### Stated task
Exactly reproduce all the records, keeping pictures out of the copy.

### Supplied material
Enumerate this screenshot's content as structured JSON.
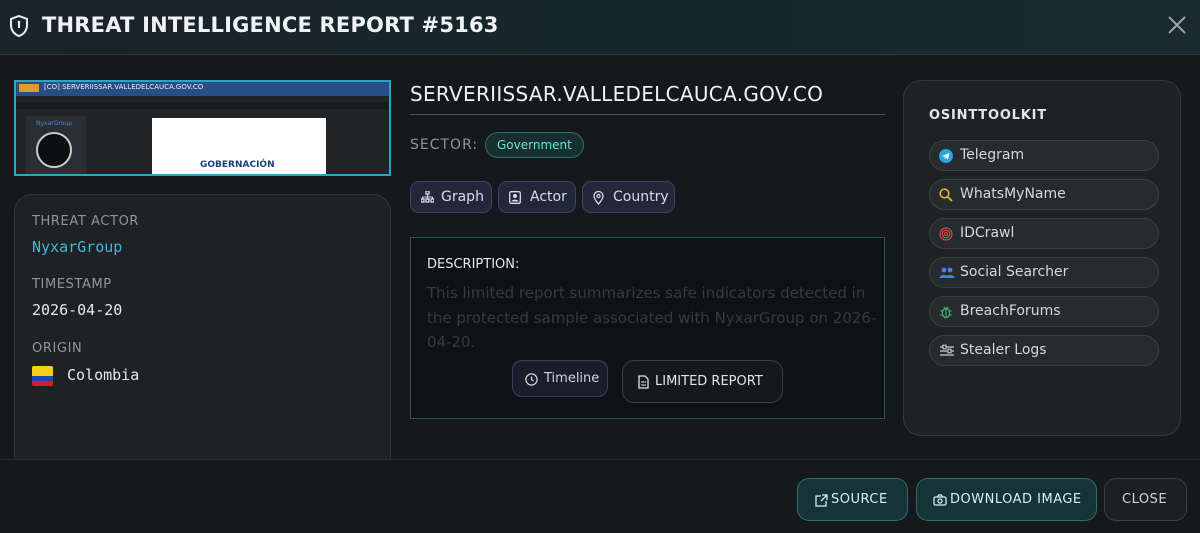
{
  "header": {
    "title": "THREAT INTELLIGENCE REPORT #5163"
  },
  "screenshot": {
    "bar_text": "[CO] SERVERIISSAR.VALLEDELCAUCA.GOV.CO",
    "side_label": "NyxarGroup",
    "page_text": "GOBERNACIÓN"
  },
  "info": {
    "threat_actor_label": "THREAT ACTOR",
    "threat_actor": "NyxarGroup",
    "timestamp_label": "TIMESTAMP",
    "timestamp": "2026-04-20",
    "origin_label": "ORIGIN",
    "origin": "Colombia"
  },
  "report": {
    "domain": "SERVERIISSAR.VALLEDELCAUCA.GOV.CO",
    "sector_label": "SECTOR:",
    "sector": "Government",
    "pills": {
      "graph": "Graph",
      "actor": "Actor",
      "country": "Country"
    },
    "description_label": "DESCRIPTION:",
    "description": "This limited report summarizes safe indicators detected in the protected sample associated with NyxarGroup on 2026-04-20.",
    "timeline_label": "Timeline",
    "limited_label": "LIMITED REPORT"
  },
  "osint": {
    "title": "OSINTTOOLKIT",
    "tools": [
      "Telegram",
      "WhatsMyName",
      "IDCrawl",
      "Social Searcher",
      "BreachForums",
      "Stealer Logs"
    ]
  },
  "footer": {
    "source": "SOURCE",
    "download": "DOWNLOAD IMAGE",
    "close": "CLOSE"
  },
  "colors": {
    "accent": "#2ea4c3",
    "actor_text": "#3fb7e0",
    "sector_badge_text": "#6fe0cf"
  }
}
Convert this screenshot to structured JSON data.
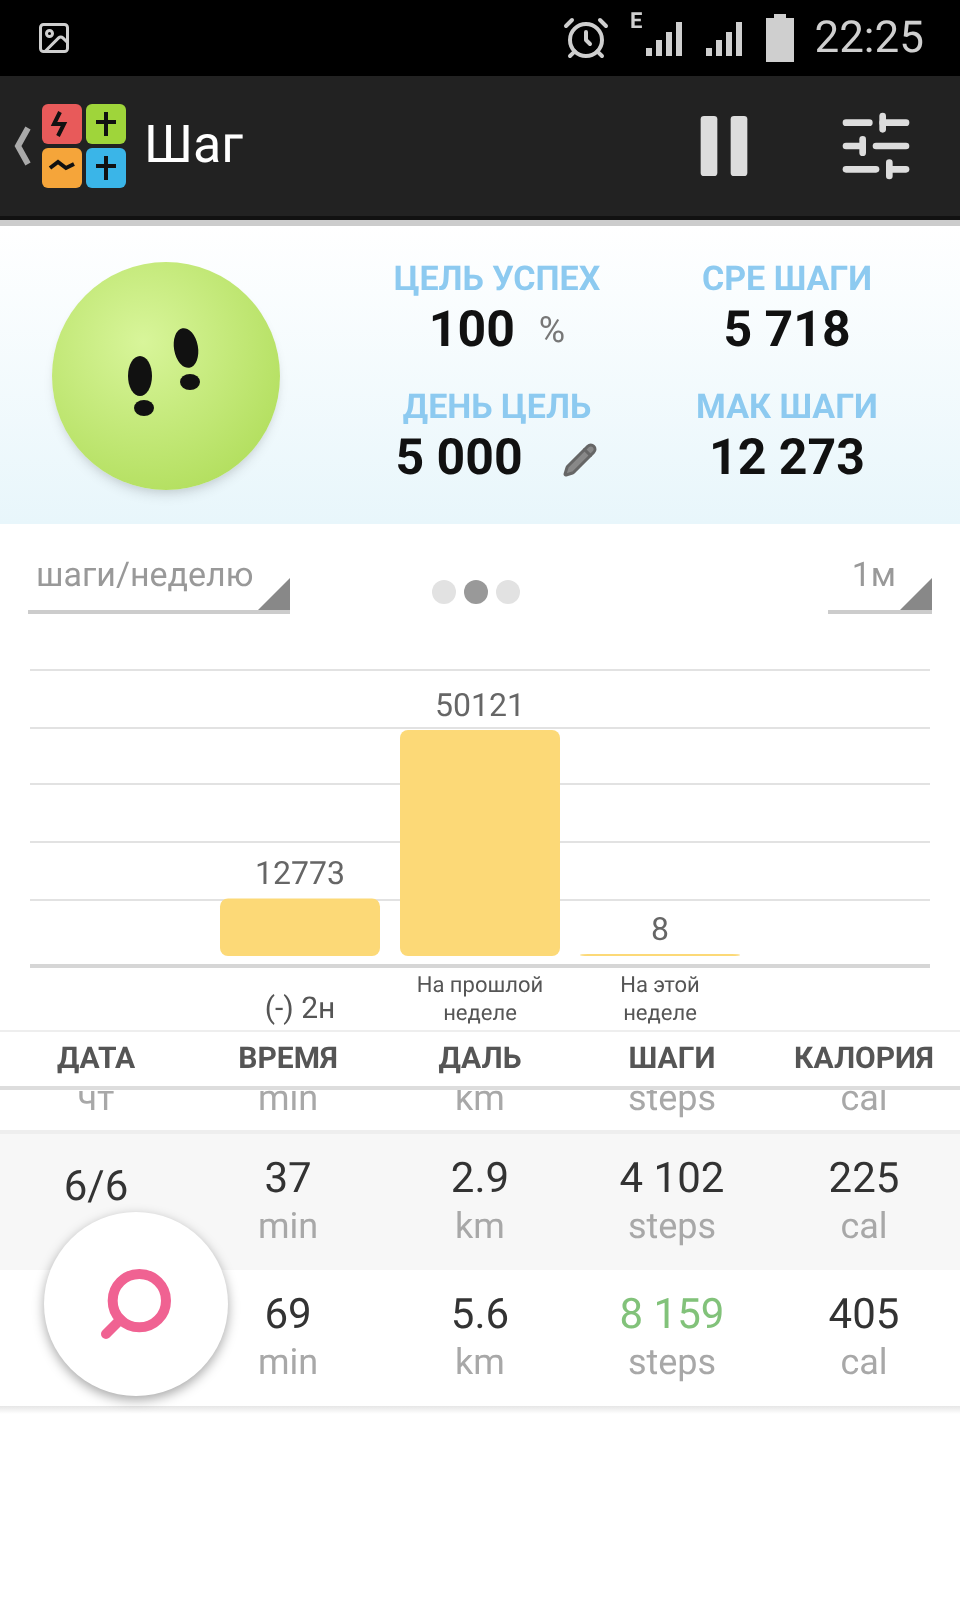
{
  "status_bar": {
    "time": "22:25",
    "network": "E"
  },
  "app_bar": {
    "title": "Шаг"
  },
  "stats": [
    {
      "label": "ЦЕЛЬ УСПЕХ",
      "value": "100",
      "unit": "%",
      "editable": false
    },
    {
      "label": "СРЕ ШАГИ",
      "value": "5 718",
      "editable": false
    },
    {
      "label": "ДЕНЬ ЦЕЛЬ",
      "value": "5 000",
      "editable": true
    },
    {
      "label": "МАК ШАГИ",
      "value": "12 273",
      "editable": false
    }
  ],
  "selectors": [
    {
      "value": "шаги/неделю"
    },
    {
      "value": "1м"
    }
  ],
  "pages": [
    {
      "selected": false
    },
    {
      "selected": true
    },
    {
      "selected": false
    }
  ],
  "chart_data": {
    "type": "bar",
    "categories": [
      "(-) 2н",
      "На прошлой неделе",
      "На этой неделе"
    ],
    "values": [
      12773,
      50121,
      8
    ],
    "data_labels": true
  },
  "table": {
    "columns": [
      "ДАТА",
      "ВРЕМЯ",
      "ДАЛЬ",
      "ШАГИ",
      "КАЛОРИЯ"
    ],
    "rows": [
      {
        "cells": [
          {
            "sub": "чт"
          },
          {
            "sub": "min"
          },
          {
            "sub": "km"
          },
          {
            "sub": "steps"
          },
          {
            "sub": "cal"
          }
        ],
        "partial": true
      },
      {
        "cells": [
          {
            "value": "6/6"
          },
          {
            "value": "37",
            "sub": "min"
          },
          {
            "value": "2.9",
            "sub": "km"
          },
          {
            "value": "4 102",
            "sub": "steps",
            "goal_met": false
          },
          {
            "value": "225",
            "sub": "cal"
          }
        ],
        "partial": false
      },
      {
        "cells": [
          {},
          {
            "value": "69",
            "sub": "min"
          },
          {
            "value": "5.6",
            "sub": "km"
          },
          {
            "value": "8 159",
            "sub": "steps",
            "goal_met": true
          },
          {
            "value": "405",
            "sub": "cal"
          }
        ],
        "partial": false
      }
    ]
  }
}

### Finished exercise
Enumerate this screenshot's content as structured JSON.
{
  "header": {
    "title": "THREAT INTELLIGENCE REPORT #5163"
  },
  "screenshot": {
    "bar_text": "[CO] SERVERIISSAR.VALLEDELCAUCA.GOV.CO",
    "side_label": "NyxarGroup",
    "page_text": "GOBERNACIÓN"
  },
  "info": {
    "threat_actor_label": "THREAT ACTOR",
    "threat_actor": "NyxarGroup",
    "timestamp_label": "TIMESTAMP",
    "timestamp": "2026-04-20",
    "origin_label": "ORIGIN",
    "origin": "Colombia"
  },
  "report": {
    "domain": "SERVERIISSAR.VALLEDELCAUCA.GOV.CO",
    "sector_label": "SECTOR:",
    "sector": "Government",
    "pills": {
      "graph": "Graph",
      "actor": "Actor",
      "country": "Country"
    },
    "description_label": "DESCRIPTION:",
    "description": "This limited report summarizes safe indicators detected in the protected sample associated with NyxarGroup on 2026-04-20.",
    "timeline_label": "Timeline",
    "limited_label": "LIMITED REPORT"
  },
  "osint": {
    "title": "OSINTTOOLKIT",
    "tools": [
      "Telegram",
      "WhatsMyName",
      "IDCrawl",
      "Social Searcher",
      "BreachForums",
      "Stealer Logs"
    ]
  },
  "footer": {
    "source": "SOURCE",
    "download": "DOWNLOAD IMAGE",
    "close": "CLOSE"
  },
  "colors": {
    "accent": "#2ea4c3",
    "actor_text": "#3fb7e0",
    "sector_badge_text": "#6fe0cf"
  }
}
Convert this screenshot to structured JSON data.
{
  "status_bar": {
    "time": "22:25",
    "network": "E"
  },
  "app_bar": {
    "title": "Шаг"
  },
  "stats": [
    {
      "label": "ЦЕЛЬ УСПЕХ",
      "value": "100",
      "unit": "%",
      "editable": false
    },
    {
      "label": "СРЕ ШАГИ",
      "value": "5 718",
      "editable": false
    },
    {
      "label": "ДЕНЬ ЦЕЛЬ",
      "value": "5 000",
      "editable": true
    },
    {
      "label": "МАК ШАГИ",
      "value": "12 273",
      "editable": false
    }
  ],
  "selectors": [
    {
      "value": "шаги/неделю"
    },
    {
      "value": "1м"
    }
  ],
  "pages": [
    {
      "selected": false
    },
    {
      "selected": true
    },
    {
      "selected": false
    }
  ],
  "chart_data": {
    "type": "bar",
    "categories": [
      "(-) 2н",
      "На прошлой неделе",
      "На этой неделе"
    ],
    "values": [
      12773,
      50121,
      8
    ],
    "data_labels": true
  },
  "table": {
    "columns": [
      "ДАТА",
      "ВРЕМЯ",
      "ДАЛЬ",
      "ШАГИ",
      "КАЛОРИЯ"
    ],
    "rows": [
      {
        "cells": [
          {
            "sub": "чт"
          },
          {
            "sub": "min"
          },
          {
            "sub": "km"
          },
          {
            "sub": "steps"
          },
          {
            "sub": "cal"
          }
        ],
        "partial": true
      },
      {
        "cells": [
          {
            "value": "6/6"
          },
          {
            "value": "37",
            "sub": "min"
          },
          {
            "value": "2.9",
            "sub": "km"
          },
          {
            "value": "4 102",
            "sub": "steps",
            "goal_met": false
          },
          {
            "value": "225",
            "sub": "cal"
          }
        ],
        "partial": false
      },
      {
        "cells": [
          {},
          {
            "value": "69",
            "sub": "min"
          },
          {
            "value": "5.6",
            "sub": "km"
          },
          {
            "value": "8 159",
            "sub": "steps",
            "goal_met": true
          },
          {
            "value": "405",
            "sub": "cal"
          }
        ],
        "partial": false
      }
    ]
  }
}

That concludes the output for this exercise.